▶ STATED TASK: Carry none of the pictures over; set down the material below exactly.

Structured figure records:
*-*-*
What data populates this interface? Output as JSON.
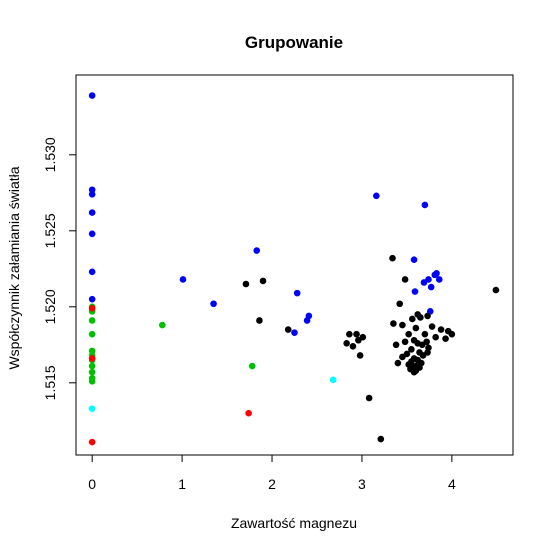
{
  "chart_data": {
    "type": "scatter",
    "title": "Grupowanie",
    "xlabel": "Zawartość magnezu",
    "ylabel": "Współczynnik załamiania światła",
    "xlim": [
      -0.18,
      4.68
    ],
    "ylim": [
      1.51025,
      1.53525
    ],
    "xticks": [
      0,
      1,
      2,
      3,
      4
    ],
    "xtick_labels": [
      "0",
      "1",
      "2",
      "3",
      "4"
    ],
    "yticks": [
      1.515,
      1.52,
      1.525,
      1.53
    ],
    "ytick_labels": [
      "1.515",
      "1.520",
      "1.525",
      "1.530"
    ],
    "grid": false,
    "legend": "none",
    "series": [
      {
        "color": "#0000ff",
        "points": [
          [
            0,
            1.5339
          ],
          [
            0,
            1.5277
          ],
          [
            0,
            1.5274
          ],
          [
            0,
            1.5262
          ],
          [
            0,
            1.5248
          ],
          [
            0,
            1.5223
          ],
          [
            0,
            1.5205
          ],
          [
            1.01,
            1.5218
          ],
          [
            1.35,
            1.5202
          ],
          [
            1.83,
            1.5237
          ],
          [
            2.28,
            1.5209
          ],
          [
            2.25,
            1.5183
          ],
          [
            2.41,
            1.5194
          ],
          [
            2.39,
            1.5191
          ],
          [
            3.16,
            1.5273
          ],
          [
            3.7,
            1.5267
          ],
          [
            3.58,
            1.5231
          ],
          [
            3.83,
            1.5222
          ],
          [
            3.81,
            1.5221
          ],
          [
            3.86,
            1.5218
          ],
          [
            3.74,
            1.5218
          ],
          [
            3.69,
            1.5216
          ],
          [
            3.77,
            1.5213
          ],
          [
            3.59,
            1.521
          ],
          [
            3.76,
            1.5197
          ]
        ]
      },
      {
        "color": "#000000",
        "points": [
          [
            1.71,
            1.5215
          ],
          [
            1.9,
            1.5217
          ],
          [
            1.86,
            1.5191
          ],
          [
            2.18,
            1.5185
          ],
          [
            3.34,
            1.5232
          ],
          [
            3.48,
            1.5218
          ],
          [
            4.49,
            1.5211
          ],
          [
            3.42,
            1.5202
          ],
          [
            3.62,
            1.5195
          ],
          [
            3.65,
            1.5193
          ],
          [
            3.73,
            1.5194
          ],
          [
            3.56,
            1.5192
          ],
          [
            3.35,
            1.5189
          ],
          [
            3.45,
            1.5188
          ],
          [
            3.6,
            1.5186
          ],
          [
            3.78,
            1.5187
          ],
          [
            3.88,
            1.5185
          ],
          [
            3.96,
            1.5184
          ],
          [
            4.0,
            1.5182
          ],
          [
            3.52,
            1.5182
          ],
          [
            3.7,
            1.5182
          ],
          [
            3.82,
            1.518
          ],
          [
            3.93,
            1.5179
          ],
          [
            3.58,
            1.5178
          ],
          [
            3.48,
            1.5177
          ],
          [
            3.62,
            1.5176
          ],
          [
            3.67,
            1.5175
          ],
          [
            3.74,
            1.5173
          ],
          [
            3.55,
            1.5172
          ],
          [
            3.64,
            1.517
          ],
          [
            3.5,
            1.5169
          ],
          [
            3.68,
            1.5168
          ],
          [
            3.58,
            1.5166
          ],
          [
            3.62,
            1.5165
          ],
          [
            3.55,
            1.5164
          ],
          [
            3.66,
            1.5163
          ],
          [
            3.52,
            1.5162
          ],
          [
            3.6,
            1.5161
          ],
          [
            3.57,
            1.516
          ],
          [
            3.64,
            1.516
          ],
          [
            3.54,
            1.5159
          ],
          [
            3.6,
            1.5158
          ],
          [
            3.58,
            1.5157
          ],
          [
            3.4,
            1.5163
          ],
          [
            3.45,
            1.5167
          ],
          [
            3.73,
            1.517
          ],
          [
            3.72,
            1.5177
          ],
          [
            3.38,
            1.5175
          ],
          [
            2.86,
            1.5182
          ],
          [
            2.94,
            1.5182
          ],
          [
            2.83,
            1.5176
          ],
          [
            2.9,
            1.5174
          ],
          [
            3.01,
            1.518
          ],
          [
            2.98,
            1.5168
          ],
          [
            2.96,
            1.5178
          ],
          [
            3.08,
            1.514
          ],
          [
            3.21,
            1.5113
          ]
        ]
      },
      {
        "color": "#00c000",
        "points": [
          [
            0,
            1.52
          ],
          [
            0,
            1.5197
          ],
          [
            0,
            1.5191
          ],
          [
            0,
            1.5182
          ],
          [
            0,
            1.5171
          ],
          [
            0,
            1.5168
          ],
          [
            0,
            1.5165
          ],
          [
            0,
            1.5161
          ],
          [
            0,
            1.5157
          ],
          [
            0,
            1.5153
          ],
          [
            0,
            1.5151
          ],
          [
            0.78,
            1.5188
          ],
          [
            1.78,
            1.5161
          ]
        ]
      },
      {
        "color": "#ff0000",
        "points": [
          [
            0,
            1.5199
          ],
          [
            0,
            1.5166
          ],
          [
            1.74,
            1.513
          ],
          [
            0,
            1.5111
          ]
        ]
      },
      {
        "color": "#00ffff",
        "points": [
          [
            2.68,
            1.5152
          ],
          [
            0,
            1.5133
          ]
        ]
      }
    ]
  }
}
*-*-*
▶ CORRECT RESPONSE:
What data populates this interface? Output as JSON.
{
  "chart_data": {
    "type": "scatter",
    "title": "Grupowanie",
    "xlabel": "Zawartość magnezu",
    "ylabel": "Współczynnik załamiania światła",
    "xlim": [
      -0.18,
      4.68
    ],
    "ylim": [
      1.51025,
      1.53525
    ],
    "xticks": [
      0,
      1,
      2,
      3,
      4
    ],
    "xtick_labels": [
      "0",
      "1",
      "2",
      "3",
      "4"
    ],
    "yticks": [
      1.515,
      1.52,
      1.525,
      1.53
    ],
    "ytick_labels": [
      "1.515",
      "1.520",
      "1.525",
      "1.530"
    ],
    "grid": false,
    "legend": "none",
    "series": [
      {
        "color": "#0000ff",
        "points": [
          [
            0,
            1.5339
          ],
          [
            0,
            1.5277
          ],
          [
            0,
            1.5274
          ],
          [
            0,
            1.5262
          ],
          [
            0,
            1.5248
          ],
          [
            0,
            1.5223
          ],
          [
            0,
            1.5205
          ],
          [
            1.01,
            1.5218
          ],
          [
            1.35,
            1.5202
          ],
          [
            1.83,
            1.5237
          ],
          [
            2.28,
            1.5209
          ],
          [
            2.25,
            1.5183
          ],
          [
            2.41,
            1.5194
          ],
          [
            2.39,
            1.5191
          ],
          [
            3.16,
            1.5273
          ],
          [
            3.7,
            1.5267
          ],
          [
            3.58,
            1.5231
          ],
          [
            3.83,
            1.5222
          ],
          [
            3.81,
            1.5221
          ],
          [
            3.86,
            1.5218
          ],
          [
            3.74,
            1.5218
          ],
          [
            3.69,
            1.5216
          ],
          [
            3.77,
            1.5213
          ],
          [
            3.59,
            1.521
          ],
          [
            3.76,
            1.5197
          ]
        ]
      },
      {
        "color": "#000000",
        "points": [
          [
            1.71,
            1.5215
          ],
          [
            1.9,
            1.5217
          ],
          [
            1.86,
            1.5191
          ],
          [
            2.18,
            1.5185
          ],
          [
            3.34,
            1.5232
          ],
          [
            3.48,
            1.5218
          ],
          [
            4.49,
            1.5211
          ],
          [
            3.42,
            1.5202
          ],
          [
            3.62,
            1.5195
          ],
          [
            3.65,
            1.5193
          ],
          [
            3.73,
            1.5194
          ],
          [
            3.56,
            1.5192
          ],
          [
            3.35,
            1.5189
          ],
          [
            3.45,
            1.5188
          ],
          [
            3.6,
            1.5186
          ],
          [
            3.78,
            1.5187
          ],
          [
            3.88,
            1.5185
          ],
          [
            3.96,
            1.5184
          ],
          [
            4.0,
            1.5182
          ],
          [
            3.52,
            1.5182
          ],
          [
            3.7,
            1.5182
          ],
          [
            3.82,
            1.518
          ],
          [
            3.93,
            1.5179
          ],
          [
            3.58,
            1.5178
          ],
          [
            3.48,
            1.5177
          ],
          [
            3.62,
            1.5176
          ],
          [
            3.67,
            1.5175
          ],
          [
            3.74,
            1.5173
          ],
          [
            3.55,
            1.5172
          ],
          [
            3.64,
            1.517
          ],
          [
            3.5,
            1.5169
          ],
          [
            3.68,
            1.5168
          ],
          [
            3.58,
            1.5166
          ],
          [
            3.62,
            1.5165
          ],
          [
            3.55,
            1.5164
          ],
          [
            3.66,
            1.5163
          ],
          [
            3.52,
            1.5162
          ],
          [
            3.6,
            1.5161
          ],
          [
            3.57,
            1.516
          ],
          [
            3.64,
            1.516
          ],
          [
            3.54,
            1.5159
          ],
          [
            3.6,
            1.5158
          ],
          [
            3.58,
            1.5157
          ],
          [
            3.4,
            1.5163
          ],
          [
            3.45,
            1.5167
          ],
          [
            3.73,
            1.517
          ],
          [
            3.72,
            1.5177
          ],
          [
            3.38,
            1.5175
          ],
          [
            2.86,
            1.5182
          ],
          [
            2.94,
            1.5182
          ],
          [
            2.83,
            1.5176
          ],
          [
            2.9,
            1.5174
          ],
          [
            3.01,
            1.518
          ],
          [
            2.98,
            1.5168
          ],
          [
            2.96,
            1.5178
          ],
          [
            3.08,
            1.514
          ],
          [
            3.21,
            1.5113
          ]
        ]
      },
      {
        "color": "#00c000",
        "points": [
          [
            0,
            1.52
          ],
          [
            0,
            1.5197
          ],
          [
            0,
            1.5191
          ],
          [
            0,
            1.5182
          ],
          [
            0,
            1.5171
          ],
          [
            0,
            1.5168
          ],
          [
            0,
            1.5165
          ],
          [
            0,
            1.5161
          ],
          [
            0,
            1.5157
          ],
          [
            0,
            1.5153
          ],
          [
            0,
            1.5151
          ],
          [
            0.78,
            1.5188
          ],
          [
            1.78,
            1.5161
          ]
        ]
      },
      {
        "color": "#ff0000",
        "points": [
          [
            0,
            1.5199
          ],
          [
            0,
            1.5166
          ],
          [
            1.74,
            1.513
          ],
          [
            0,
            1.5111
          ]
        ]
      },
      {
        "color": "#00ffff",
        "points": [
          [
            2.68,
            1.5152
          ],
          [
            0,
            1.5133
          ]
        ]
      }
    ]
  }
}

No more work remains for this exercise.